▸ What the task asks: Read the records and gather each line that includes "left".
**********
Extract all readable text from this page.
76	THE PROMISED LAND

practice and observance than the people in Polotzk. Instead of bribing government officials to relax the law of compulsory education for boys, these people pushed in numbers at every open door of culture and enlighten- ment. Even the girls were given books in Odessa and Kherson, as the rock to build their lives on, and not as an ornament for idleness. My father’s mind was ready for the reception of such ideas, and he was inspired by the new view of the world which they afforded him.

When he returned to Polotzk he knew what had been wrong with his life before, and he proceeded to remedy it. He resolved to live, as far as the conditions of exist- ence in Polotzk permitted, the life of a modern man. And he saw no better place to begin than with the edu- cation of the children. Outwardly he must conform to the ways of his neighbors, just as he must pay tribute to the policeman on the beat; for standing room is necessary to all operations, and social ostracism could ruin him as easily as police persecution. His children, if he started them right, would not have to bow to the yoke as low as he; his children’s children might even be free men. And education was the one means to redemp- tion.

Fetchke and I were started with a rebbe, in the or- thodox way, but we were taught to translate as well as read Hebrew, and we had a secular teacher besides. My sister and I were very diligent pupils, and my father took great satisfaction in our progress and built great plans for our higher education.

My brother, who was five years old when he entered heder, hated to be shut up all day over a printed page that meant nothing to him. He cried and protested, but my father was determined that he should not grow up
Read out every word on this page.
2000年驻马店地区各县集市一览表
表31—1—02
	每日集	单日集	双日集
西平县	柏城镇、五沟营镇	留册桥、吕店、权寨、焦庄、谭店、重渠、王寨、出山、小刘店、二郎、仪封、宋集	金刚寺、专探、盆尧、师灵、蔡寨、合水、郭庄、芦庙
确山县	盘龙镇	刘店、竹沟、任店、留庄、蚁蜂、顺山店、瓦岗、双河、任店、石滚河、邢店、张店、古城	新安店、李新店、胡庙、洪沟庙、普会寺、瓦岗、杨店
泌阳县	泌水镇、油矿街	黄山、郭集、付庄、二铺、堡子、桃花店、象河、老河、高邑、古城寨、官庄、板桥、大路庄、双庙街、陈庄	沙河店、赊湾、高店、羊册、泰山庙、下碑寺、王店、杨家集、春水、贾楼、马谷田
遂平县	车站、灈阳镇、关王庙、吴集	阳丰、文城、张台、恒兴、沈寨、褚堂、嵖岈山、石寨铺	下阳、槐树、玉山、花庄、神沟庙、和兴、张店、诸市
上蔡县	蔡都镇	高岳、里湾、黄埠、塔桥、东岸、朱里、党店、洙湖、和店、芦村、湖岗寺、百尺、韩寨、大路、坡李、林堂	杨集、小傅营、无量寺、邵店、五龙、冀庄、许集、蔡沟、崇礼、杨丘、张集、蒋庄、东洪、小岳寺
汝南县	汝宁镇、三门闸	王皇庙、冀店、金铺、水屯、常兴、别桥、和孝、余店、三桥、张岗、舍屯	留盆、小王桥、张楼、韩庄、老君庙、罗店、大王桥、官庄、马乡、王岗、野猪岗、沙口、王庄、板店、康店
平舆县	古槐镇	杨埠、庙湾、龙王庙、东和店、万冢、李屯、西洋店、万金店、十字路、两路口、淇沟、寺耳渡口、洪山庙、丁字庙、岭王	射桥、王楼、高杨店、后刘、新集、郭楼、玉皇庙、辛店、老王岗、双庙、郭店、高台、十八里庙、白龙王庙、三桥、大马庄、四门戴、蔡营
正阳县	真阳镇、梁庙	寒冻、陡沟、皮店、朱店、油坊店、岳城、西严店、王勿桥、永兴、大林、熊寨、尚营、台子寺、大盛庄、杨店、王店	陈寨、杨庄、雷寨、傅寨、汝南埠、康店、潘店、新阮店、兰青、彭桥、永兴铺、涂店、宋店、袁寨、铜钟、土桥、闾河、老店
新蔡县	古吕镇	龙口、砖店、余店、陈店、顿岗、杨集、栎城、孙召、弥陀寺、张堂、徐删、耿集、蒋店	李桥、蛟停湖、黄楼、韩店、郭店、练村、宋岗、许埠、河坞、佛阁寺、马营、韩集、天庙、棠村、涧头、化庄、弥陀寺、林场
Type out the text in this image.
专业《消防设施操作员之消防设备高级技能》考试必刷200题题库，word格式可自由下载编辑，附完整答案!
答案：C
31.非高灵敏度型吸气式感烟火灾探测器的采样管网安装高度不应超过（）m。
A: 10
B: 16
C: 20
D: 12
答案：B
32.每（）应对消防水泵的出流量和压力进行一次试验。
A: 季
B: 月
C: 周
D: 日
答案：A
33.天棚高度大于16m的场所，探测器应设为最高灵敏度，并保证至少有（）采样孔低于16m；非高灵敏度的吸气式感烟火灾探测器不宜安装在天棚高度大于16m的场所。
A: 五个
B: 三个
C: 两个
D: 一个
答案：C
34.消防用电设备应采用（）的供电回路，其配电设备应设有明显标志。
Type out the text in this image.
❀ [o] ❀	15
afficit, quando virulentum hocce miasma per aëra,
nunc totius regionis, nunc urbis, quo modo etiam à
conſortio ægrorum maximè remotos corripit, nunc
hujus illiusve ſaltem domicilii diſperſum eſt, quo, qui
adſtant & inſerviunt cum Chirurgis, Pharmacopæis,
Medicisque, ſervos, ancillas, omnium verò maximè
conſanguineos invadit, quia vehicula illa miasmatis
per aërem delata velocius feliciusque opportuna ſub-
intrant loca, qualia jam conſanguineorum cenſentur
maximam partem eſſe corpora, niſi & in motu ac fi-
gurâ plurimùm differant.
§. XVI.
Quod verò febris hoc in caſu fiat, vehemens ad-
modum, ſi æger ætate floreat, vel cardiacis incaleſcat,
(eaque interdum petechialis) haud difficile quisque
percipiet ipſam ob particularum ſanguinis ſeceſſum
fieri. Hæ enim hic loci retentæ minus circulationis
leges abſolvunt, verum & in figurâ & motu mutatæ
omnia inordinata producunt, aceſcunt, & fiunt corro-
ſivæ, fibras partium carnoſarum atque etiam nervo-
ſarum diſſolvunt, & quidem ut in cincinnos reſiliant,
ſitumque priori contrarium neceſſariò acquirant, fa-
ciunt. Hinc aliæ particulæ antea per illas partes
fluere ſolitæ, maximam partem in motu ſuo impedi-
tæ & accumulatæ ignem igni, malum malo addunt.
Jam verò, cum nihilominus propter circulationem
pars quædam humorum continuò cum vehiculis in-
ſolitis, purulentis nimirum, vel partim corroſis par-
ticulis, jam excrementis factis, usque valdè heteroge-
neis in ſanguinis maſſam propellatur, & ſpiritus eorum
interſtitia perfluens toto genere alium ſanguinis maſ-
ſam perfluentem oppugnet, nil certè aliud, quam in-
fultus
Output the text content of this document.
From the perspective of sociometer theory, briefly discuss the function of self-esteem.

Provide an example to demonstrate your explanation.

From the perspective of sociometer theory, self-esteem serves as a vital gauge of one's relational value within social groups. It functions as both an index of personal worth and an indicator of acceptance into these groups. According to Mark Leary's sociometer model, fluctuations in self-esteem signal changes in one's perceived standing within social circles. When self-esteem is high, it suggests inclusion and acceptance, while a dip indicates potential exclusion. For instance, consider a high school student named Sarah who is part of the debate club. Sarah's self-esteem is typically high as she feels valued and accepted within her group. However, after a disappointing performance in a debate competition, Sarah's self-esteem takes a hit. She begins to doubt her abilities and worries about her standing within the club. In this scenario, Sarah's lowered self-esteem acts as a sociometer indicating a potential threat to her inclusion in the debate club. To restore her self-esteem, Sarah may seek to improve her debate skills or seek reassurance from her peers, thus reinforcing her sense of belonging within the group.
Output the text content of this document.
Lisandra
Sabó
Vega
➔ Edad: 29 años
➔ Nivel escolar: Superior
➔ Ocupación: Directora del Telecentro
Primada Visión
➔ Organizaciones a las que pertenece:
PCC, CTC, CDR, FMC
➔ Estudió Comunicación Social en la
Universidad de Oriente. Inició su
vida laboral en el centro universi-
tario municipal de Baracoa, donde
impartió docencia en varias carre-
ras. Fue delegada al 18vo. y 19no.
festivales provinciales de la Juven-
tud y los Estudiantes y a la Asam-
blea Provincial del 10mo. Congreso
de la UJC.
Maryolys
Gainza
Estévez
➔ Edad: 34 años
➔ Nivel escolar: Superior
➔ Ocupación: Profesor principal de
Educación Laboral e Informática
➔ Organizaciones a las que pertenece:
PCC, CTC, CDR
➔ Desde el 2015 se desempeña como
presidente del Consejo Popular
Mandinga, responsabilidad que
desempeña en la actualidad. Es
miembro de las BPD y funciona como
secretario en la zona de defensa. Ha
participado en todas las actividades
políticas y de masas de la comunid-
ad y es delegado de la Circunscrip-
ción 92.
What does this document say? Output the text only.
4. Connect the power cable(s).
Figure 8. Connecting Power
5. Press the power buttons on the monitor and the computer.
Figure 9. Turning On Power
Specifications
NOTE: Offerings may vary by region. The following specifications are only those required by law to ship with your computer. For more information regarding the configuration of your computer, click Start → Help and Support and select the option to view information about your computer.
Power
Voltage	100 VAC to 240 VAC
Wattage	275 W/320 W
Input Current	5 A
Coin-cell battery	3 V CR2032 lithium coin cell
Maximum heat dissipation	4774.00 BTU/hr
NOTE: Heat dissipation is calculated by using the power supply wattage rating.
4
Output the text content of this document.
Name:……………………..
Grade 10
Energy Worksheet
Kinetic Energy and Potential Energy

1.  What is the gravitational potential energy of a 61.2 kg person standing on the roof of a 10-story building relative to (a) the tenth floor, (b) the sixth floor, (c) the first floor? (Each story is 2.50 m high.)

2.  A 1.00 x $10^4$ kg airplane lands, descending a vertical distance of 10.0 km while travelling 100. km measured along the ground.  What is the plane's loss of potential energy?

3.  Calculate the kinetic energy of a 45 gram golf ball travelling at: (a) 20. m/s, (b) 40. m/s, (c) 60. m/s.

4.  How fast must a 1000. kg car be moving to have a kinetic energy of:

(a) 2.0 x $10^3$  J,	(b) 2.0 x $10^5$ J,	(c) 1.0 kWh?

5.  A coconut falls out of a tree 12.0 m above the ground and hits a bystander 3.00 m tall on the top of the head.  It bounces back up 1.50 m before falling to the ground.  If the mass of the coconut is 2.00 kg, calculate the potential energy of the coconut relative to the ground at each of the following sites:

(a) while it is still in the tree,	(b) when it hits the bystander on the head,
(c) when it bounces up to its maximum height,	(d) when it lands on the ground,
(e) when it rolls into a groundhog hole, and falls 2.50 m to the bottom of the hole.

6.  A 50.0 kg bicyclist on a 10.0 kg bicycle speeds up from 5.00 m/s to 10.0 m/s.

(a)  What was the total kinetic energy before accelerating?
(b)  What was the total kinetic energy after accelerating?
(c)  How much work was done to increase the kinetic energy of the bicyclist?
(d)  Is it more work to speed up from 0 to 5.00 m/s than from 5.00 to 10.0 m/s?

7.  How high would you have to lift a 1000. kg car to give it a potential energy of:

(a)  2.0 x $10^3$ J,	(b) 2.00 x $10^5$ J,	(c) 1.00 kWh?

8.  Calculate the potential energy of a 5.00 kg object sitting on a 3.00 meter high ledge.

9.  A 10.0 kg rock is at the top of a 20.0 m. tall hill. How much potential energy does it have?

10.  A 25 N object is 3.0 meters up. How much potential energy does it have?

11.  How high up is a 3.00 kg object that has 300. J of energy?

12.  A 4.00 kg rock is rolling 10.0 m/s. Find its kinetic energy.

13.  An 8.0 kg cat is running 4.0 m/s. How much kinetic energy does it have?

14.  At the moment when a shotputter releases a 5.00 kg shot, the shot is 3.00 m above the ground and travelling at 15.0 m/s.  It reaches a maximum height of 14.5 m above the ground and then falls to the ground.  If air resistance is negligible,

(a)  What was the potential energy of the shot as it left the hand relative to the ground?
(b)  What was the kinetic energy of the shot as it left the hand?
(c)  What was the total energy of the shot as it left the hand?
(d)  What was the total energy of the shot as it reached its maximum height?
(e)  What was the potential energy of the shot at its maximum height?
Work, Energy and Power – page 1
**********
▸ Written reply:
(a)  What was the potential energy of the shot as it left the hand relative to the ground?
(b)  What was the kinetic energy of the shot as it left the hand?
(c)  What was the total energy of the shot as it left the hand?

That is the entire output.